## [Tasks to complete]
a - In the AEN article, what date did the group debut?
b - Reproduce the section of the AEN article starting at "- Origin: Seoul, South" and ending at "evolve and grow.".

## [Document extract]
"""
- Origin: Seoul, South Korea
- Genres: K-pop, J-pop
- Years active: 2026–present
- Labels: Starship Entertainment Amuse
- Members: Bomin; Jiyong; Kyuhyun; Haru; Haruto; Junseo; Kaira;

= AEN (group) =

South Korean boy band

AEN (acronym for A New Era of Now) is a South Korean-Japanese boy group formed by Starship Entertainment. The group consists of seven members: Bomin, Jiyong, Kyuhyun, Haru, Haruto, Junseo, and Kaira. They debuted on August 5, 2026, with the extended play (EP) A New Era of Now.

==Name==
The group's name, 'AEN'—short for A New Era of Now, signifies "a new generation that redefines and shapes the present moment". The group name also includes the Japanese meaning of 'eternity', reflecting the group's determination to continuously evolve and grow.

==Career==

=== Pre-debut, participation in Debut's Plan, and formation ===

In 2025, Starship Entertainment aired their reality competition Debut's Plan, which aired from March 14 to May 4, 2025. The show had 33 Starship Entertainment trainees compete to debut in their newest boy group since Cravity. At the show's conclusion, eight contestants were selected for the final lineup of Idid, who debuted on September 15. Two members of AEN made it to the Top 12 of the show's finale but were unable to debut in the final lineup, which included Kyuhyun and Jiyong, who placed 9th and 11th respectively. The remaining members who would make up the group are Bomin, Haru, Junseo, and Kaira who were eliminated in the semi-final round of the show, placing 13th, 14th, 15th, and 16th, respectively, and a new member, Haruto, who was not present in Debut's Plan.
"""
## [Given data]
"""
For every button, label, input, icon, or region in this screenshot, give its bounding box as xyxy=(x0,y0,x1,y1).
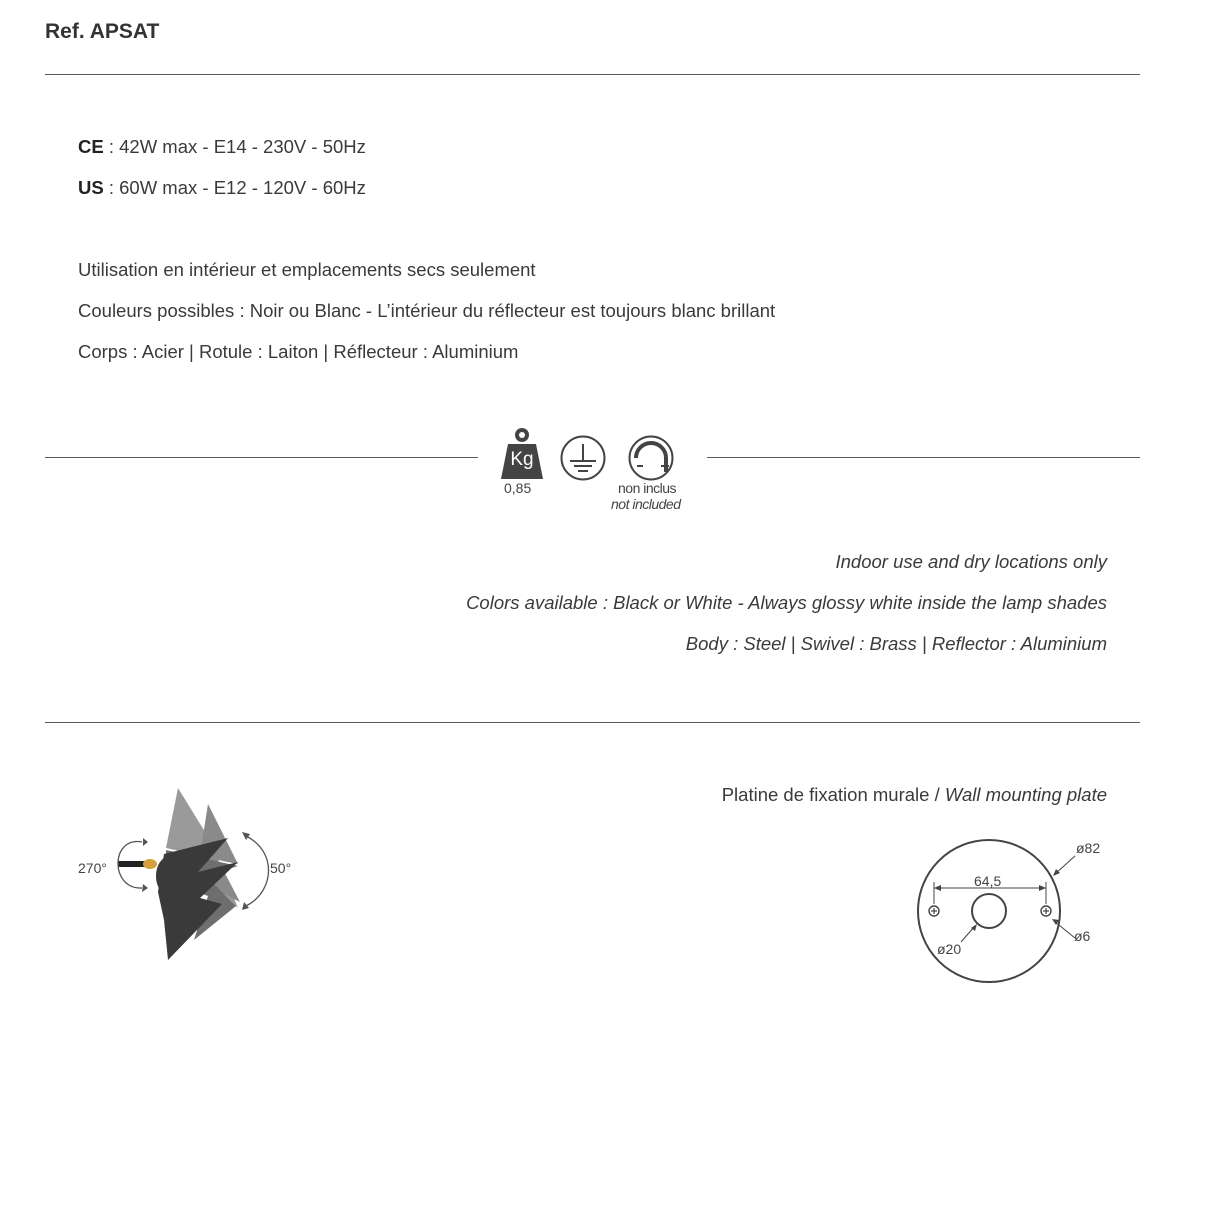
"""
## [Solutions to each task]
a - August 5, 2026

b -
- Origin: Seoul, South Korea
- Genres: K-pop, J-pop
- Years active: 2026–present
- Labels: Starship Entertainment Amuse
- Members: Bomin; Jiyong; Kyuhyun; Haru; Haruto; Junseo; Kaira;

= AEN (group) =

South Korean boy band

AEN (acronym for A New Era of Now) is a South Korean-Japanese boy group formed by Starship Entertainment. The group consists of seven members: Bomin, Jiyong, Kyuhyun, Haru, Haruto, Junseo, and Kaira. They debuted on August 5, 2026, with the extended play (EP) A New Era of Now.

==Name==
The group's name, 'AEN'—short for A New Era of Now, signifies "a new generation that redefines and shapes the present moment". The group name also includes the Japanese meaning of 'eternity', reflecting the group's determination to continuously evolve and grow.